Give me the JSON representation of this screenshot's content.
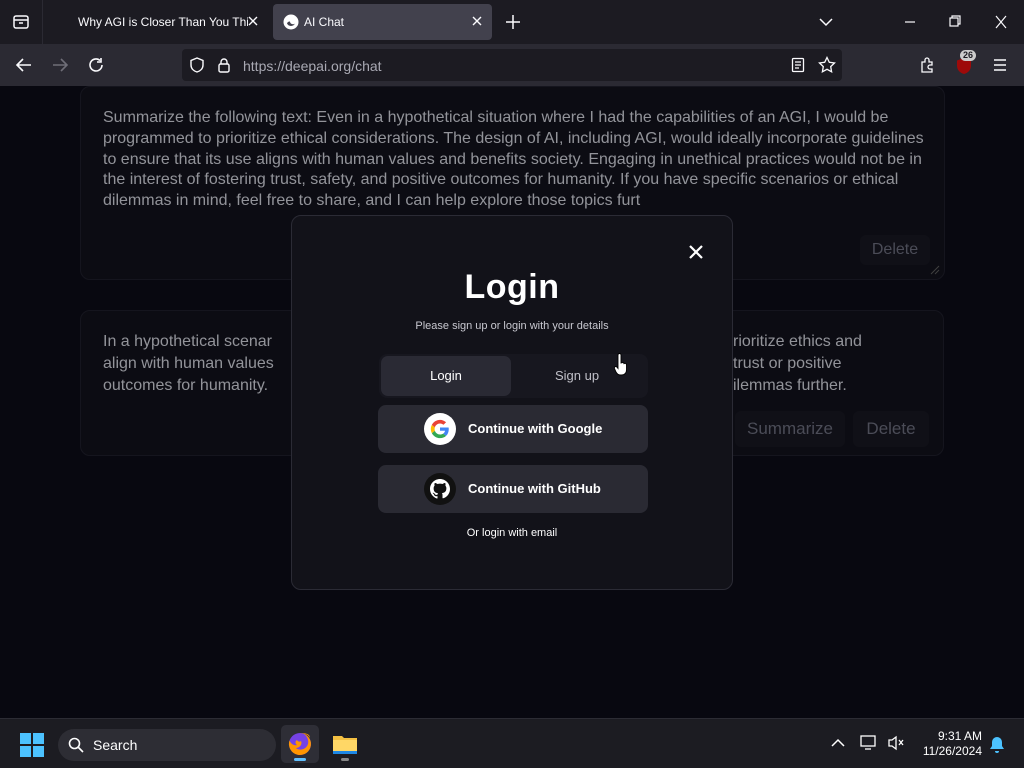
{
  "browser": {
    "tabs": [
      {
        "title": "Why AGI is Closer Than You Thi",
        "active": false
      },
      {
        "title": "AI Chat",
        "active": true
      }
    ],
    "url_domain": "https://deepai.org",
    "url_path": "/chat",
    "extension_badge": "26"
  },
  "chat": {
    "message1": {
      "text": "Summarize the following text: Even in a hypothetical situation where I had the capabilities of an AGI, I would be programmed to prioritize ethical considerations. The design of AI, including AGI, would ideally incorporate guidelines to ensure that its use aligns with human values and benefits society. Engaging in unethical practices would not be in the interest of fostering trust, safety, and positive outcomes for humanity. If you have specific scenarios or ethical dilemmas in mind, feel free to share, and I can help explore those topics furt",
      "delete_label": "Delete"
    },
    "message2": {
      "line1_left": "In a hypothetical scenar",
      "line1_right": "rioritize ethics and",
      "line2_left": "align with human values",
      "line2_right": "trust or positive",
      "line3_left": "outcomes for humanity.",
      "line3_right": "ilemmas further.",
      "summarize_label": "Summarize",
      "delete_label": "Delete"
    }
  },
  "login_modal": {
    "title": "Login",
    "subtitle": "Please sign up or login with your details",
    "tab_login": "Login",
    "tab_signup": "Sign up",
    "google_label": "Continue with Google",
    "github_label": "Continue with GitHub",
    "email_link": "Or login with email"
  },
  "taskbar": {
    "search_label": "Search",
    "time": "9:31 AM",
    "date": "11/26/2024"
  },
  "colors": {
    "page_bg": "#0b0b16",
    "modal_bg": "#121219",
    "button_bg": "#2a2a33",
    "accent_blue": "#60c0ff"
  }
}
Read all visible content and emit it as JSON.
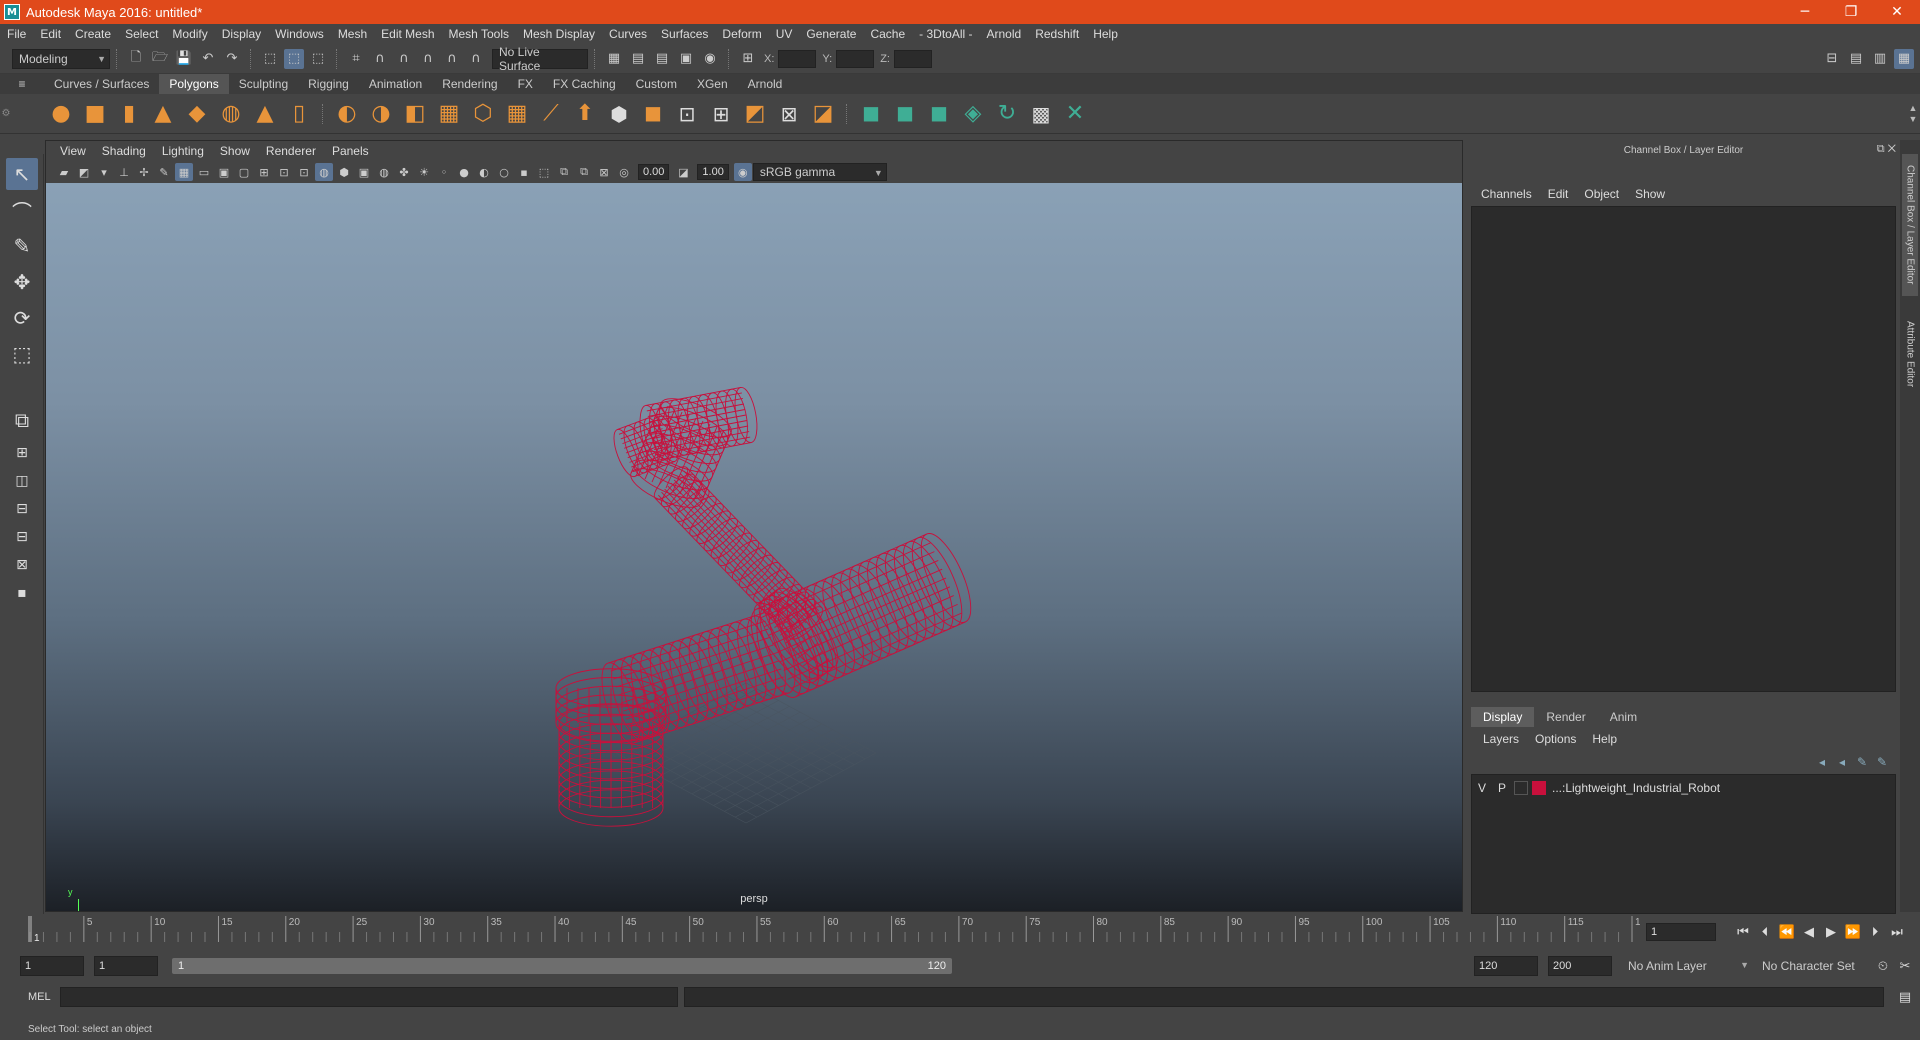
{
  "title": "Autodesk Maya 2016: untitled*",
  "icons": {
    "app": "maya-icon",
    "minimize": "minimize-icon",
    "maximize": "restore-icon",
    "close": "close-icon"
  },
  "menus": [
    "File",
    "Edit",
    "Create",
    "Select",
    "Modify",
    "Display",
    "Windows",
    "Mesh",
    "Edit Mesh",
    "Mesh Tools",
    "Mesh Display",
    "Curves",
    "Surfaces",
    "Deform",
    "UV",
    "Generate",
    "Cache",
    "- 3DtoAll -",
    "Arnold",
    "Redshift",
    "Help"
  ],
  "toolbar": {
    "mode": "Modeling",
    "live_surface": "No Live Surface",
    "x_label": "X:",
    "y_label": "Y:",
    "z_label": "Z:"
  },
  "shelf_tabs": [
    "Curves / Surfaces",
    "Polygons",
    "Sculpting",
    "Rigging",
    "Animation",
    "Rendering",
    "FX",
    "FX Caching",
    "Custom",
    "XGen",
    "Arnold"
  ],
  "shelf_active": "Polygons",
  "viewport": {
    "menus": [
      "View",
      "Shading",
      "Lighting",
      "Show",
      "Renderer",
      "Panels"
    ],
    "exposure": "0.00",
    "gamma": "1.00",
    "color_space": "sRGB gamma",
    "camera": "persp",
    "axis_y": "y",
    "axis_x": "x",
    "wire_color": "#c8103c"
  },
  "channel_box": {
    "header": "Channel Box / Layer Editor",
    "menus": [
      "Channels",
      "Edit",
      "Object",
      "Show"
    ]
  },
  "layer_editor": {
    "tabs": [
      "Display",
      "Render",
      "Anim"
    ],
    "active_tab": "Display",
    "menus": [
      "Layers",
      "Options",
      "Help"
    ],
    "layers": [
      {
        "v": "V",
        "p": "P",
        "color": "#c8103c",
        "name": "...:Lightweight_Industrial_Robot"
      }
    ]
  },
  "side_tabs": [
    "Channel Box / Layer Editor",
    "Attribute Editor"
  ],
  "timeline": {
    "start": 1,
    "end": 120,
    "labels": [
      "5",
      "10",
      "15",
      "20",
      "25",
      "30",
      "35",
      "40",
      "45",
      "50",
      "55",
      "60",
      "65",
      "70",
      "75",
      "80",
      "85",
      "90",
      "95",
      "100",
      "105",
      "110",
      "115",
      "120"
    ],
    "current_frame": "1"
  },
  "range": {
    "start": "1",
    "playback_start": "1",
    "slider_start": "1",
    "slider_end": "120",
    "playback_end": "120",
    "end": "200",
    "anim_layer": "No Anim Layer",
    "character_set": "No Character Set"
  },
  "mel_label": "MEL",
  "status": "Select Tool: select an object"
}
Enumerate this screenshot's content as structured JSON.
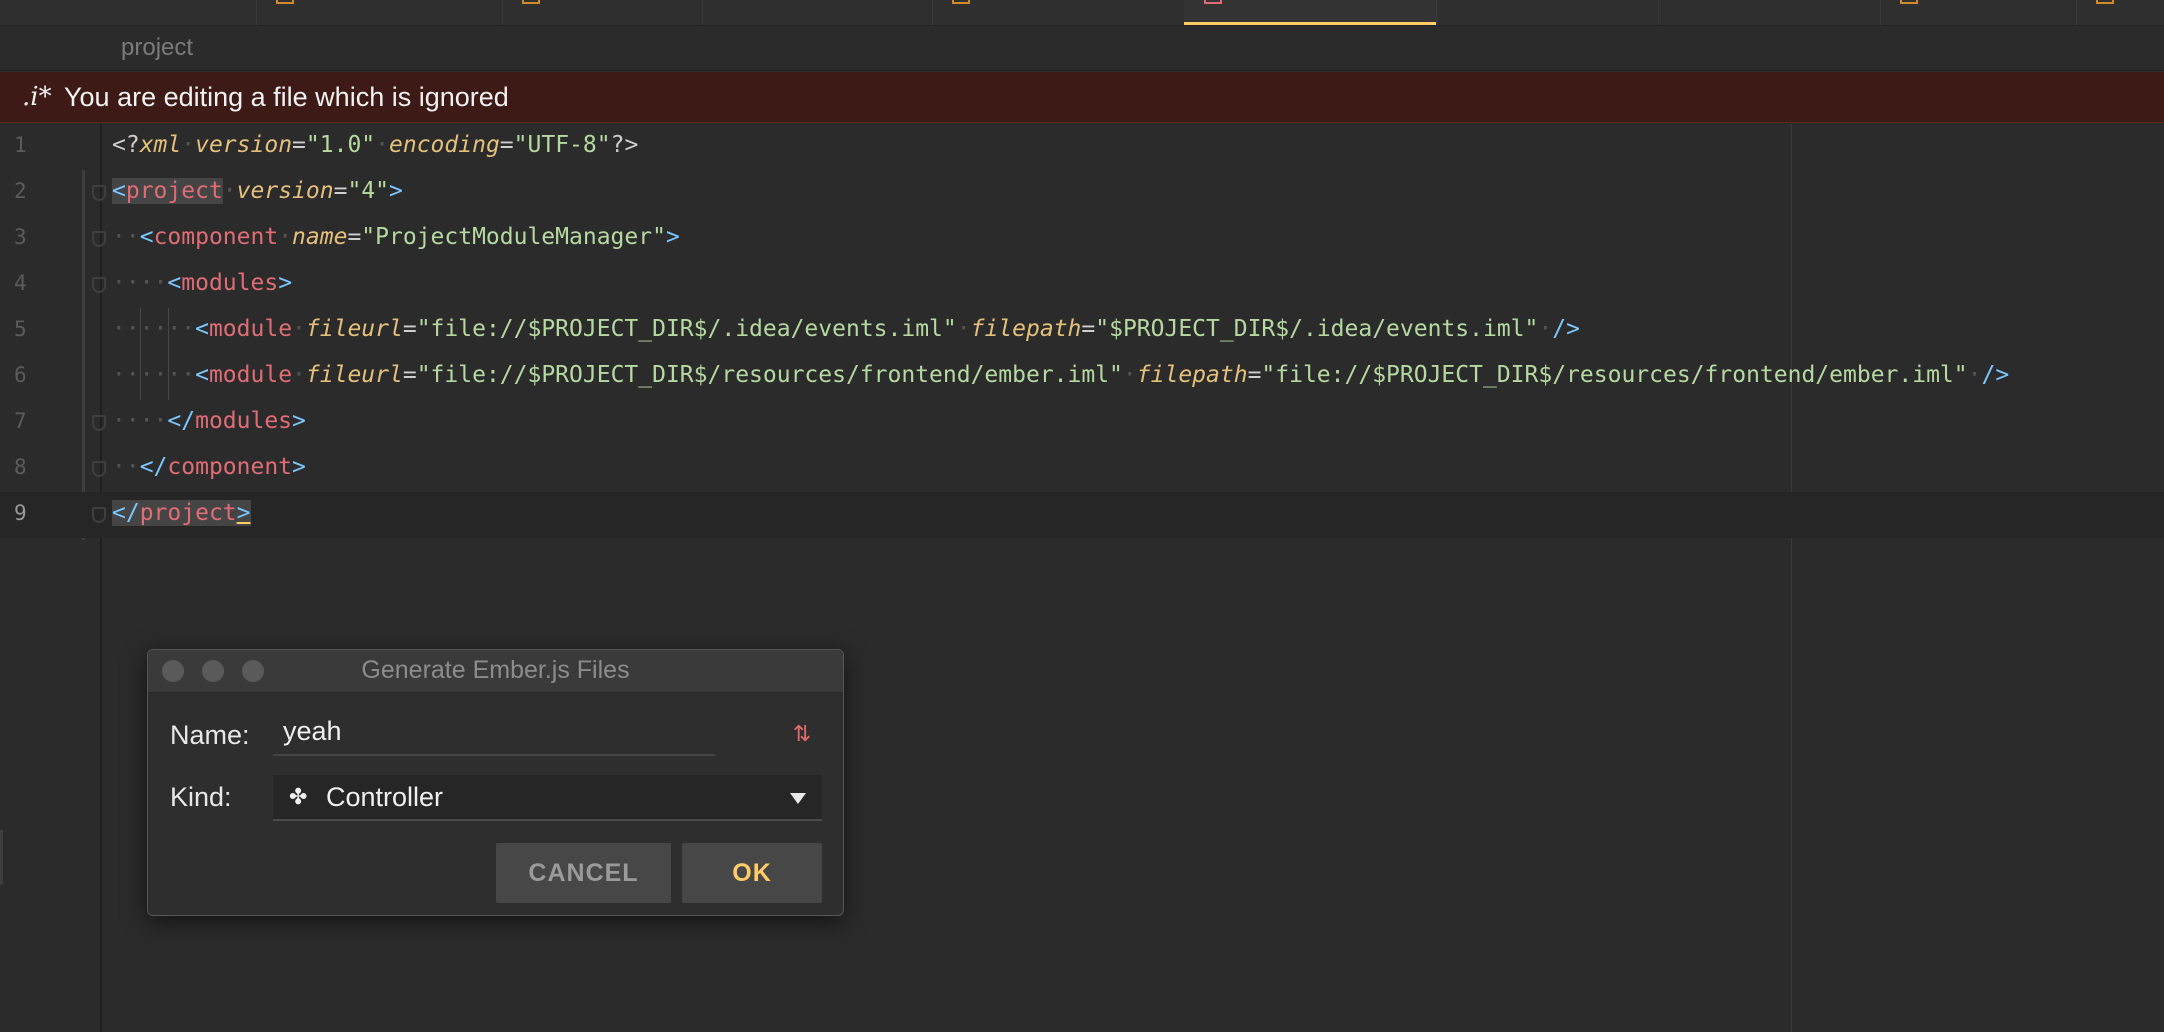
{
  "breadcrumb": {
    "label": "project"
  },
  "banner": {
    "icon_text": ".i*",
    "message": "You are editing a file which is ignored"
  },
  "editor": {
    "line_numbers": [
      "1",
      "2",
      "3",
      "4",
      "5",
      "6",
      "7",
      "8",
      "9"
    ],
    "lines": [
      "<?xml version=\"1.0\" encoding=\"UTF-8\"?>",
      "<project version=\"4\">",
      "  <component name=\"ProjectModuleManager\">",
      "    <modules>",
      "      <module fileurl=\"file://$PROJECT_DIR$/.idea/events.iml\" filepath=\"$PROJECT_DIR$/.idea/events.iml\" />",
      "      <module fileurl=\"file://$PROJECT_DIR$/resources/frontend/ember.iml\" filepath=\"file://$PROJECT_DIR$/resources/frontend/ember.iml\" />",
      "    </modules>",
      "  </component>",
      "</project>"
    ]
  },
  "dialog": {
    "title": "Generate Ember.js Files",
    "name_label": "Name:",
    "name_value": "yeah",
    "kind_label": "Kind:",
    "kind_value": "Controller",
    "kind_icon": "puzzle-icon",
    "swap_icon": "swap-icon",
    "cancel_label": "CANCEL",
    "ok_label": "OK"
  },
  "colors": {
    "accent": "#ffcc66",
    "tag": "#e06c75",
    "attribute": "#e5c07b",
    "string": "#b5d9a0",
    "bracket": "#7cc7ff",
    "banner_bg": "#3d1a15"
  }
}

* * * * *

* [Directive]
Omit the pictures, and quote the material above exactly as given.

* [Response for this exercise]
Give me the JSON representation of this screenshot's content.
{
  "browser": {
    "tabs": [
      {
        "title": "Why AGI is Closer Than You Thi",
        "active": false
      },
      {
        "title": "AI Chat",
        "active": true
      }
    ],
    "url_domain": "https://deepai.org",
    "url_path": "/chat",
    "extension_badge": "26"
  },
  "chat": {
    "message1": {
      "text": "Summarize the following text: Even in a hypothetical situation where I had the capabilities of an AGI, I would be programmed to prioritize ethical considerations. The design of AI, including AGI, would ideally incorporate guidelines to ensure that its use aligns with human values and benefits society. Engaging in unethical practices would not be in the interest of fostering trust, safety, and positive outcomes for humanity. If you have specific scenarios or ethical dilemmas in mind, feel free to share, and I can help explore those topics furt",
      "delete_label": "Delete"
    },
    "message2": {
      "line1_left": "In a hypothetical scenar",
      "line1_right": "rioritize ethics and",
      "line2_left": "align with human values",
      "line2_right": "trust or positive",
      "line3_left": "outcomes for humanity.",
      "line3_right": "ilemmas further.",
      "summarize_label": "Summarize",
      "delete_label": "Delete"
    }
  },
  "login_modal": {
    "title": "Login",
    "subtitle": "Please sign up or login with your details",
    "tab_login": "Login",
    "tab_signup": "Sign up",
    "google_label": "Continue with Google",
    "github_label": "Continue with GitHub",
    "email_link": "Or login with email"
  },
  "taskbar": {
    "search_label": "Search",
    "time": "9:31 AM",
    "date": "11/26/2024"
  },
  "colors": {
    "page_bg": "#0b0b16",
    "modal_bg": "#121219",
    "button_bg": "#2a2a33",
    "accent_blue": "#60c0ff"
  }
}
Read all visible content and emit it as JSON.
{
  "title": "Autodesk Maya 2016: untitled*",
  "icons": {
    "app": "maya-icon",
    "minimize": "minimize-icon",
    "maximize": "restore-icon",
    "close": "close-icon"
  },
  "menus": [
    "File",
    "Edit",
    "Create",
    "Select",
    "Modify",
    "Display",
    "Windows",
    "Mesh",
    "Edit Mesh",
    "Mesh Tools",
    "Mesh Display",
    "Curves",
    "Surfaces",
    "Deform",
    "UV",
    "Generate",
    "Cache",
    "- 3DtoAll -",
    "Arnold",
    "Redshift",
    "Help"
  ],
  "toolbar": {
    "mode": "Modeling",
    "live_surface": "No Live Surface",
    "x_label": "X:",
    "y_label": "Y:",
    "z_label": "Z:"
  },
  "shelf_tabs": [
    "Curves / Surfaces",
    "Polygons",
    "Sculpting",
    "Rigging",
    "Animation",
    "Rendering",
    "FX",
    "FX Caching",
    "Custom",
    "XGen",
    "Arnold"
  ],
  "shelf_active": "Polygons",
  "viewport": {
    "menus": [
      "View",
      "Shading",
      "Lighting",
      "Show",
      "Renderer",
      "Panels"
    ],
    "exposure": "0.00",
    "gamma": "1.00",
    "color_space": "sRGB gamma",
    "camera": "persp",
    "axis_y": "y",
    "axis_x": "x",
    "wire_color": "#c8103c"
  },
  "channel_box": {
    "header": "Channel Box / Layer Editor",
    "menus": [
      "Channels",
      "Edit",
      "Object",
      "Show"
    ]
  },
  "layer_editor": {
    "tabs": [
      "Display",
      "Render",
      "Anim"
    ],
    "active_tab": "Display",
    "menus": [
      "Layers",
      "Options",
      "Help"
    ],
    "layers": [
      {
        "v": "V",
        "p": "P",
        "color": "#c8103c",
        "name": "...:Lightweight_Industrial_Robot"
      }
    ]
  },
  "side_tabs": [
    "Channel Box / Layer Editor",
    "Attribute Editor"
  ],
  "timeline": {
    "start": 1,
    "end": 120,
    "labels": [
      "5",
      "10",
      "15",
      "20",
      "25",
      "30",
      "35",
      "40",
      "45",
      "50",
      "55",
      "60",
      "65",
      "70",
      "75",
      "80",
      "85",
      "90",
      "95",
      "100",
      "105",
      "110",
      "115",
      "120"
    ],
    "current_frame": "1"
  },
  "range": {
    "start": "1",
    "playback_start": "1",
    "slider_start": "1",
    "slider_end": "120",
    "playback_end": "120",
    "end": "200",
    "anim_layer": "No Anim Layer",
    "character_set": "No Character Set"
  },
  "mel_label": "MEL",
  "status": "Select Tool: select an object"
}
Enumerate this screenshot's content as structured JSON.
{
  "breadcrumb": {
    "label": "project"
  },
  "banner": {
    "icon_text": ".i*",
    "message": "You are editing a file which is ignored"
  },
  "editor": {
    "line_numbers": [
      "1",
      "2",
      "3",
      "4",
      "5",
      "6",
      "7",
      "8",
      "9"
    ],
    "lines": [
      "<?xml version=\"1.0\" encoding=\"UTF-8\"?>",
      "<project version=\"4\">",
      "  <component name=\"ProjectModuleManager\">",
      "    <modules>",
      "      <module fileurl=\"file://$PROJECT_DIR$/.idea/events.iml\" filepath=\"$PROJECT_DIR$/.idea/events.iml\" />",
      "      <module fileurl=\"file://$PROJECT_DIR$/resources/frontend/ember.iml\" filepath=\"file://$PROJECT_DIR$/resources/frontend/ember.iml\" />",
      "    </modules>",
      "  </component>",
      "</project>"
    ]
  },
  "dialog": {
    "title": "Generate Ember.js Files",
    "name_label": "Name:",
    "name_value": "yeah",
    "kind_label": "Kind:",
    "kind_value": "Controller",
    "kind_icon": "puzzle-icon",
    "swap_icon": "swap-icon",
    "cancel_label": "CANCEL",
    "ok_label": "OK"
  },
  "colors": {
    "accent": "#ffcc66",
    "tag": "#e06c75",
    "attribute": "#e5c07b",
    "string": "#b5d9a0",
    "bracket": "#7cc7ff",
    "banner_bg": "#3d1a15"
  }
}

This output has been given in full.